◆ TASK REQUIREMENTS
Write the data out again, character for character, with no images.

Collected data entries

····················

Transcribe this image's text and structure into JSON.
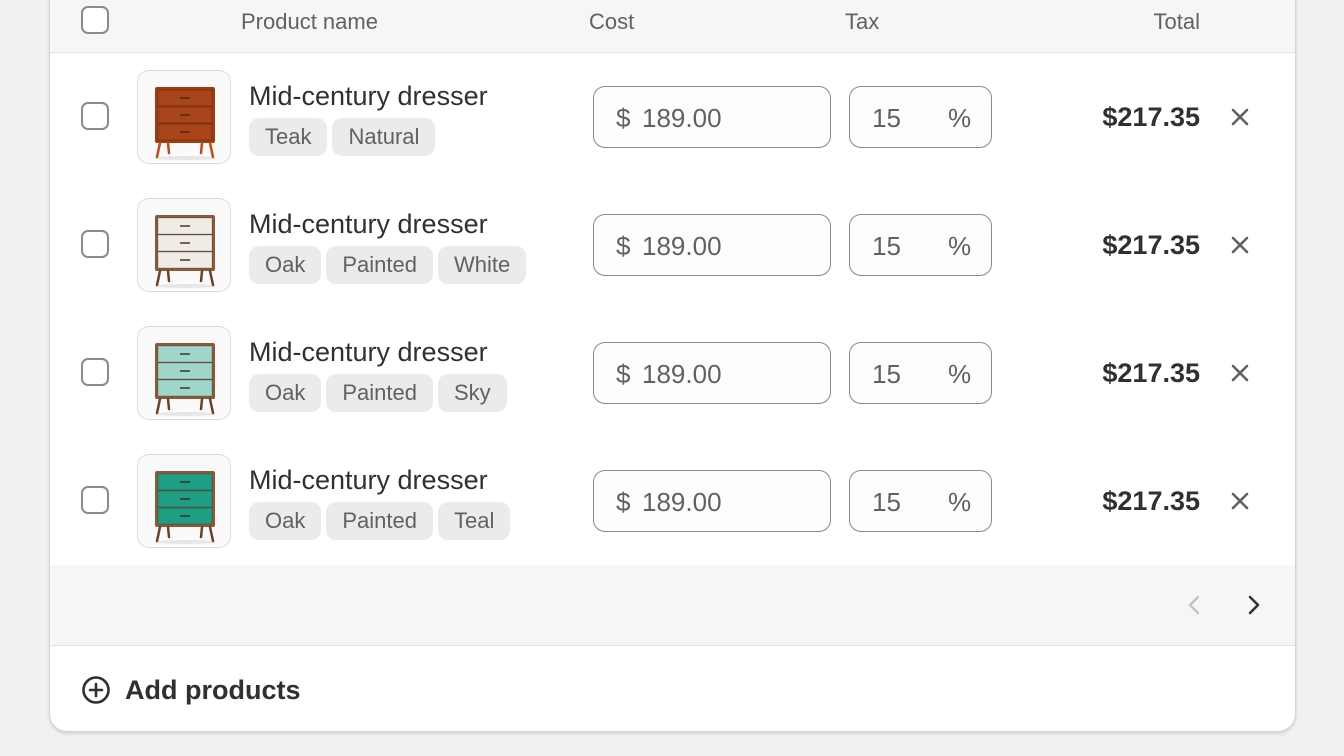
{
  "table": {
    "headers": {
      "product_name": "Product name",
      "cost": "Cost",
      "tax": "Tax",
      "total": "Total"
    },
    "rows": [
      {
        "name": "Mid-century dresser",
        "tags": [
          "Teak",
          "Natural"
        ],
        "cost_prefix": "$",
        "cost": "189.00",
        "tax": "15",
        "tax_suffix": "%",
        "total": "$217.35",
        "thumb_body_color": "#9c3d14",
        "thumb_drawer_color": "#a8431a",
        "thumb_leg_color": "#c24a12"
      },
      {
        "name": "Mid-century dresser",
        "tags": [
          "Oak",
          "Painted",
          "White"
        ],
        "cost_prefix": "$",
        "cost": "189.00",
        "tax": "15",
        "tax_suffix": "%",
        "total": "$217.35",
        "thumb_body_color": "#8a5a3a",
        "thumb_drawer_color": "#efece6",
        "thumb_leg_color": "#6e4027"
      },
      {
        "name": "Mid-century dresser",
        "tags": [
          "Oak",
          "Painted",
          "Sky"
        ],
        "cost_prefix": "$",
        "cost": "189.00",
        "tax": "15",
        "tax_suffix": "%",
        "total": "$217.35",
        "thumb_body_color": "#8a5a3a",
        "thumb_drawer_color": "#9fd6cc",
        "thumb_leg_color": "#6e4027"
      },
      {
        "name": "Mid-century dresser",
        "tags": [
          "Oak",
          "Painted",
          "Teal"
        ],
        "cost_prefix": "$",
        "cost": "189.00",
        "tax": "15",
        "tax_suffix": "%",
        "total": "$217.35",
        "thumb_body_color": "#8a5a3a",
        "thumb_drawer_color": "#1f9e86",
        "thumb_leg_color": "#6e4027"
      }
    ]
  },
  "pagination": {
    "previous_icon": "chevron-left-icon",
    "next_icon": "chevron-right-icon",
    "previous_enabled": false,
    "next_enabled": true
  },
  "footer": {
    "add_label": "Add products",
    "add_icon": "plus-circle-icon"
  },
  "colors": {
    "text": "#303030",
    "muted": "#616161",
    "border": "#e3e3e3",
    "header_bg": "#f6f6f6"
  }
}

····················

◆ THE COMPLETED TASK
Transcribe this image's text and structure into JSON.
{
  "table": {
    "headers": {
      "product_name": "Product name",
      "cost": "Cost",
      "tax": "Tax",
      "total": "Total"
    },
    "rows": [
      {
        "name": "Mid-century dresser",
        "tags": [
          "Teak",
          "Natural"
        ],
        "cost_prefix": "$",
        "cost": "189.00",
        "tax": "15",
        "tax_suffix": "%",
        "total": "$217.35",
        "thumb_body_color": "#9c3d14",
        "thumb_drawer_color": "#a8431a",
        "thumb_leg_color": "#c24a12"
      },
      {
        "name": "Mid-century dresser",
        "tags": [
          "Oak",
          "Painted",
          "White"
        ],
        "cost_prefix": "$",
        "cost": "189.00",
        "tax": "15",
        "tax_suffix": "%",
        "total": "$217.35",
        "thumb_body_color": "#8a5a3a",
        "thumb_drawer_color": "#efece6",
        "thumb_leg_color": "#6e4027"
      },
      {
        "name": "Mid-century dresser",
        "tags": [
          "Oak",
          "Painted",
          "Sky"
        ],
        "cost_prefix": "$",
        "cost": "189.00",
        "tax": "15",
        "tax_suffix": "%",
        "total": "$217.35",
        "thumb_body_color": "#8a5a3a",
        "thumb_drawer_color": "#9fd6cc",
        "thumb_leg_color": "#6e4027"
      },
      {
        "name": "Mid-century dresser",
        "tags": [
          "Oak",
          "Painted",
          "Teal"
        ],
        "cost_prefix": "$",
        "cost": "189.00",
        "tax": "15",
        "tax_suffix": "%",
        "total": "$217.35",
        "thumb_body_color": "#8a5a3a",
        "thumb_drawer_color": "#1f9e86",
        "thumb_leg_color": "#6e4027"
      }
    ]
  },
  "pagination": {
    "previous_icon": "chevron-left-icon",
    "next_icon": "chevron-right-icon",
    "previous_enabled": false,
    "next_enabled": true
  },
  "footer": {
    "add_label": "Add products",
    "add_icon": "plus-circle-icon"
  },
  "colors": {
    "text": "#303030",
    "muted": "#616161",
    "border": "#e3e3e3",
    "header_bg": "#f6f6f6"
  }
}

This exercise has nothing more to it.